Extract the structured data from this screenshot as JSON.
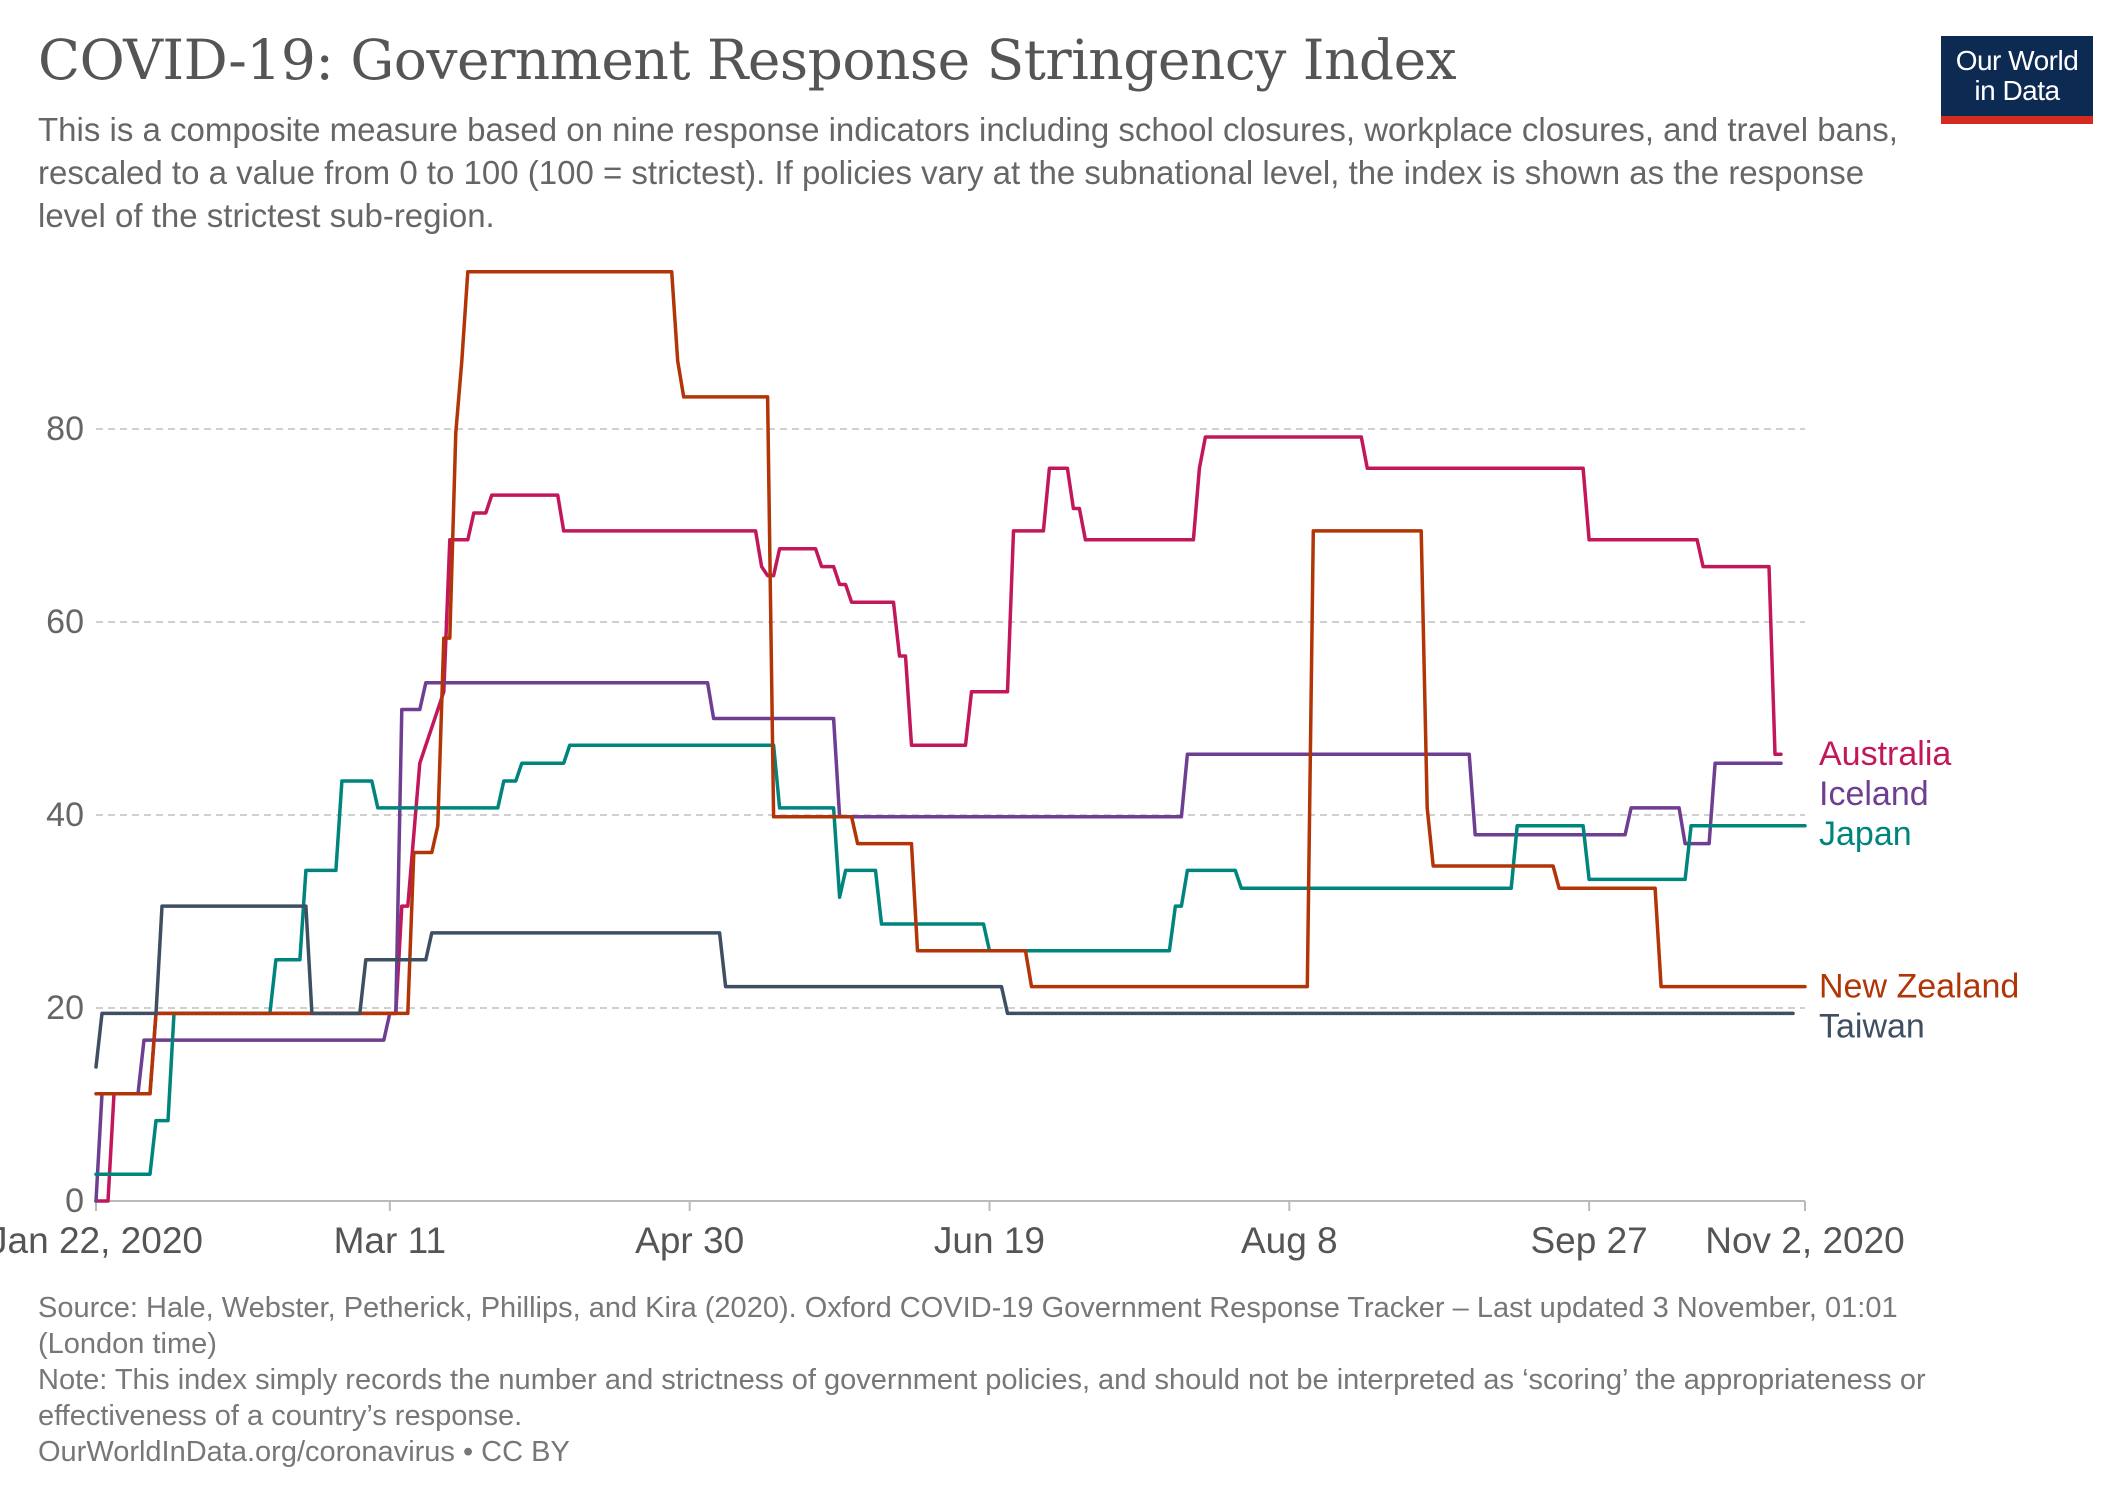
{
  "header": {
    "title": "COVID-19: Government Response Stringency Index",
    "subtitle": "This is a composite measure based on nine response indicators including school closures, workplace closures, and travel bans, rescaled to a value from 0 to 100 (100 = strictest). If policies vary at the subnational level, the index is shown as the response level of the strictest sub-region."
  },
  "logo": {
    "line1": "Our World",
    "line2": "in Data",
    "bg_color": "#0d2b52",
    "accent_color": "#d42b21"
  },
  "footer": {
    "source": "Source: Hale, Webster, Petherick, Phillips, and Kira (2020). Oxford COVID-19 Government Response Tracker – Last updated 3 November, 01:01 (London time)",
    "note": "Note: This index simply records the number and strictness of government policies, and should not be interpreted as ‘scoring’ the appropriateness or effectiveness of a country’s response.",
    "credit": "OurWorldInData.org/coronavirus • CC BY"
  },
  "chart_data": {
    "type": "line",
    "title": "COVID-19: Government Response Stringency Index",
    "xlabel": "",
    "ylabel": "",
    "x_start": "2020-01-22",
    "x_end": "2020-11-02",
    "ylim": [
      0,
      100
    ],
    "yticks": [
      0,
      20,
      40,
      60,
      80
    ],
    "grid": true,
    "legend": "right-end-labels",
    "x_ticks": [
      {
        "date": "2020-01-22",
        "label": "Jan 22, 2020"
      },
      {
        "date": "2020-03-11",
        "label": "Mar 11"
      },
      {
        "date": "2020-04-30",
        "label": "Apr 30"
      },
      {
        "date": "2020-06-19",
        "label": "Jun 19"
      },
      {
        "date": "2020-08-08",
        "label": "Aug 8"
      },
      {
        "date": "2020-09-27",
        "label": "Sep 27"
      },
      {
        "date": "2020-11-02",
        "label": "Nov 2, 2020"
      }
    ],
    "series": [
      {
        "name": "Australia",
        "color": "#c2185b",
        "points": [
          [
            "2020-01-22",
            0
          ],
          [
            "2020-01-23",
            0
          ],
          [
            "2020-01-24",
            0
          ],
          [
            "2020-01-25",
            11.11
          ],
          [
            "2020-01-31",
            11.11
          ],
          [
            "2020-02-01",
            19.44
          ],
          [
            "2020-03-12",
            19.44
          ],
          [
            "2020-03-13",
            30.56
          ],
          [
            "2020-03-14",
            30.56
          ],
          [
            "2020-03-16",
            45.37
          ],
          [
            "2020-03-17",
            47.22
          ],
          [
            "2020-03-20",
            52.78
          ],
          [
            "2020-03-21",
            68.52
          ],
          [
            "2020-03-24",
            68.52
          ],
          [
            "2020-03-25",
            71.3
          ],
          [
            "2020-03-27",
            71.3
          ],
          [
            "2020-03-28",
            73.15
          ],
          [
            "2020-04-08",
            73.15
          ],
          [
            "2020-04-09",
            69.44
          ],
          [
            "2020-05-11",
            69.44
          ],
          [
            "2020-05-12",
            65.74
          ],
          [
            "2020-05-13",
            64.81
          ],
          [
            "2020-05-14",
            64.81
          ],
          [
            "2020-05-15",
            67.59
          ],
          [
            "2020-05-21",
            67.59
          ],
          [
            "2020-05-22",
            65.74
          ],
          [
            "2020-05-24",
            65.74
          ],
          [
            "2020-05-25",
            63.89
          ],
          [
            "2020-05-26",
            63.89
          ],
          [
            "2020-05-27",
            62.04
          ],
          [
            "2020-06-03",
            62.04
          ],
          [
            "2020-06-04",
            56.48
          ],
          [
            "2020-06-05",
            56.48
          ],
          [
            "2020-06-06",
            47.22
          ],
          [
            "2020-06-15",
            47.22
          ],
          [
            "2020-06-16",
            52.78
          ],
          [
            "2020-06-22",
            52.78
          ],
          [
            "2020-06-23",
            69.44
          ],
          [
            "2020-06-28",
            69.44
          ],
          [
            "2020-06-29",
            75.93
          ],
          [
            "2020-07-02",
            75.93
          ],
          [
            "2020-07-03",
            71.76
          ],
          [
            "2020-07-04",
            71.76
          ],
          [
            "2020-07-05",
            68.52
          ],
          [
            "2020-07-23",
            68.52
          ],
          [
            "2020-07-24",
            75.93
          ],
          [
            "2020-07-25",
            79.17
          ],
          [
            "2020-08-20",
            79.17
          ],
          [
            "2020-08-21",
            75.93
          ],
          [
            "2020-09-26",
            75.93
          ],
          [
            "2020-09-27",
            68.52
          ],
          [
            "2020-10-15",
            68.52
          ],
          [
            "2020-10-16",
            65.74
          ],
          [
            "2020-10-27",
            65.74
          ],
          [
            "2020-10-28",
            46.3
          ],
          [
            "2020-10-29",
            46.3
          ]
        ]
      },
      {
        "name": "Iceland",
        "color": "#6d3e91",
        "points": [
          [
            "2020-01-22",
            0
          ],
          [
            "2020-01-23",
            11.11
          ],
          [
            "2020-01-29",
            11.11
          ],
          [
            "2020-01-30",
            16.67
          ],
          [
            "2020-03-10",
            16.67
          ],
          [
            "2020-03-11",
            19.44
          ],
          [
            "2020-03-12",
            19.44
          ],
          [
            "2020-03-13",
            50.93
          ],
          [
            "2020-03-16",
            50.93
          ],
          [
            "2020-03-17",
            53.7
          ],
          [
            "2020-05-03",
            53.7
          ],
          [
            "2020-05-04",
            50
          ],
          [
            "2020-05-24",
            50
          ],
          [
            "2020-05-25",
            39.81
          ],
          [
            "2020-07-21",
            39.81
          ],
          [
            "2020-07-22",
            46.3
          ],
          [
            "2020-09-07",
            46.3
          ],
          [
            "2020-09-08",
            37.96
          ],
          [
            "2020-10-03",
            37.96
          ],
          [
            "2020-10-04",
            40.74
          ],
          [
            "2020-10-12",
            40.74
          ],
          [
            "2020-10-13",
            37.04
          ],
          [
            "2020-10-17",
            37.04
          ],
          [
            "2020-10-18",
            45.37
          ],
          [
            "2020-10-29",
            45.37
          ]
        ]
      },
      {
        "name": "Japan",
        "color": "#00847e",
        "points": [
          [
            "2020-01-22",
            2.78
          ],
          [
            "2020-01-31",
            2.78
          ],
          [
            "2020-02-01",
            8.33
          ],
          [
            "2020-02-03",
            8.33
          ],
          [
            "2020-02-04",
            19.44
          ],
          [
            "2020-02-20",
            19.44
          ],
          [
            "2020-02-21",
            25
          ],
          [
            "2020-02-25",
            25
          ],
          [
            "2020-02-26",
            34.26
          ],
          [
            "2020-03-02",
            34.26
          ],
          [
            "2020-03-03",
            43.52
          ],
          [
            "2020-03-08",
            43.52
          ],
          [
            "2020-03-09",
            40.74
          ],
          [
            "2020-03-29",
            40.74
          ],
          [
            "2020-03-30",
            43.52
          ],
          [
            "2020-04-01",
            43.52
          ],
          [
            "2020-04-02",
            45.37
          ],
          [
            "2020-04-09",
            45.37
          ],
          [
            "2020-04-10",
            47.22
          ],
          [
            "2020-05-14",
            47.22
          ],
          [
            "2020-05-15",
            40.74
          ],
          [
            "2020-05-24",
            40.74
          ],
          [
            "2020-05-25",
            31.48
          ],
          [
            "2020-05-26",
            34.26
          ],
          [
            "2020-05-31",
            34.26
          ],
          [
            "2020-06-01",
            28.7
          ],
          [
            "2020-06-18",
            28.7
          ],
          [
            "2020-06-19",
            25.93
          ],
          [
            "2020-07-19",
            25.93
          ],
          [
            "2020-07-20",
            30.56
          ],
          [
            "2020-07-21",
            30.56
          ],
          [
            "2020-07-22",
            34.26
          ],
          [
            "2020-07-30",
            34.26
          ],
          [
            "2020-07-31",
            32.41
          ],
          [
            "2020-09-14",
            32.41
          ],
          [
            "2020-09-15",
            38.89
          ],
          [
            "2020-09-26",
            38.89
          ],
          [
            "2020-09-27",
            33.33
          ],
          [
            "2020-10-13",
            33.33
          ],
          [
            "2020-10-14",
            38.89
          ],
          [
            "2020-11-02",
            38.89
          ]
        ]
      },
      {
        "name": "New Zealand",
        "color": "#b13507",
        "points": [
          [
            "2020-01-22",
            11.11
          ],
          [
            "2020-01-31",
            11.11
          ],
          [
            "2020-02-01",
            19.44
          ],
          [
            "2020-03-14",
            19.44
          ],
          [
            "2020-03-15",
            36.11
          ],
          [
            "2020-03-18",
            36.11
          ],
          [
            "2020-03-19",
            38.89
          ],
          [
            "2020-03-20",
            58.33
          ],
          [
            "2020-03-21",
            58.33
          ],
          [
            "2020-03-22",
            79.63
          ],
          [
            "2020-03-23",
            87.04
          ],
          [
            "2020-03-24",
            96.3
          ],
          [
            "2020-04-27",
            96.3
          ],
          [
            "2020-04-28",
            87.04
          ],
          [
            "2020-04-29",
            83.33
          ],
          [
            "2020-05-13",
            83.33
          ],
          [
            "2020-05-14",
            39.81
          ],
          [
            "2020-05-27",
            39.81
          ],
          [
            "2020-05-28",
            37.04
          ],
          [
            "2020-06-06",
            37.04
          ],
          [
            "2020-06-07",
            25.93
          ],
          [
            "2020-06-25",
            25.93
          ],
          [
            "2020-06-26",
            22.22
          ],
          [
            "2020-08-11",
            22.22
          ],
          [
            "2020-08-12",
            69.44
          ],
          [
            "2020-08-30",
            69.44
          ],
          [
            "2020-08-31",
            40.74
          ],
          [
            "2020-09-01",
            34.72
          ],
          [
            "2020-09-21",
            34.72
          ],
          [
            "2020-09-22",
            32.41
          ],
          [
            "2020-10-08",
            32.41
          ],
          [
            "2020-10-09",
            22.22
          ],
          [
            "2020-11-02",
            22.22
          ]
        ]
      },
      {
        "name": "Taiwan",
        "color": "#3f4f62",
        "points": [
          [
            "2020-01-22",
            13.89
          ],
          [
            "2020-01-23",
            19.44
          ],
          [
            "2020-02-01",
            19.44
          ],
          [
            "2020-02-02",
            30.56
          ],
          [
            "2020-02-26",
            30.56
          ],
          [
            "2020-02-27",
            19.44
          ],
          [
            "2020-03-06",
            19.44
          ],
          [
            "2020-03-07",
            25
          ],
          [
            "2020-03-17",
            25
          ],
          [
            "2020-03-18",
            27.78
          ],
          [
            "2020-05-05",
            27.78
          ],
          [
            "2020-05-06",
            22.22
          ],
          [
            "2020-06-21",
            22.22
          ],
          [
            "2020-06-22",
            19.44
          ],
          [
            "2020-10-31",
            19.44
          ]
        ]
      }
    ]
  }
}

*-*-*

(WHAT THE EXERCISE ASKS) The expected answer is a copy of each line above containing "from".

(RESULT OF THIS TASK)
Extract the structured data from this screenshot as JSON.
    "subtitle": "This is a composite measure based on nine response indicators including school closures, workplace closures, and travel bans, rescaled to a value from 0 to 100 (100 = strictest). If policies vary at the subnational level, the index is shown as the response level of the strictest sub-region."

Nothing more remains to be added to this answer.